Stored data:
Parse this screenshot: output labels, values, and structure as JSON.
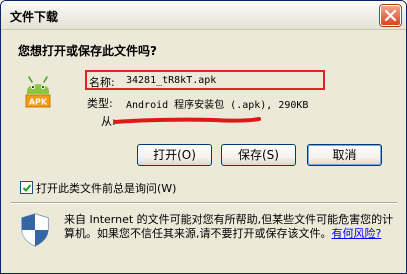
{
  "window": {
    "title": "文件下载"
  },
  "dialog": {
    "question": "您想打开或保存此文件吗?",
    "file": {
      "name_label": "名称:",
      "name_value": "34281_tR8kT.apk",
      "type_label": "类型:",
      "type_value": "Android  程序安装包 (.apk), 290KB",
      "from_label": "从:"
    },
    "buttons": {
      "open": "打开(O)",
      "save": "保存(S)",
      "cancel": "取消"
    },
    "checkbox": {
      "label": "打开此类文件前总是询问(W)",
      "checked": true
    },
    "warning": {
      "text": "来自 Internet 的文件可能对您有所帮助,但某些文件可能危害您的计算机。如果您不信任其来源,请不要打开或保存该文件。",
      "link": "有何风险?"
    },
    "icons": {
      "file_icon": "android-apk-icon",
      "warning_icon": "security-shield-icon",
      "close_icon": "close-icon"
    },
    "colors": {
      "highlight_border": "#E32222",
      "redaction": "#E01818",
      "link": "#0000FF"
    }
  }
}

WHAT IS REQUIRED:
Above are records to transcribe exactly; leave their pictures out.

COMPLETE RESPONSE:
Parse this screenshot: output labels, values, and structure as JSON.
{
  "window": {
    "title": "文件下载"
  },
  "dialog": {
    "question": "您想打开或保存此文件吗?",
    "file": {
      "name_label": "名称:",
      "name_value": "34281_tR8kT.apk",
      "type_label": "类型:",
      "type_value": "Android  程序安装包 (.apk), 290KB",
      "from_label": "从:"
    },
    "buttons": {
      "open": "打开(O)",
      "save": "保存(S)",
      "cancel": "取消"
    },
    "checkbox": {
      "label": "打开此类文件前总是询问(W)",
      "checked": true
    },
    "warning": {
      "text": "来自 Internet 的文件可能对您有所帮助,但某些文件可能危害您的计算机。如果您不信任其来源,请不要打开或保存该文件。",
      "link": "有何风险?"
    },
    "icons": {
      "file_icon": "android-apk-icon",
      "warning_icon": "security-shield-icon",
      "close_icon": "close-icon"
    },
    "colors": {
      "highlight_border": "#E32222",
      "redaction": "#E01818",
      "link": "#0000FF"
    }
  }
}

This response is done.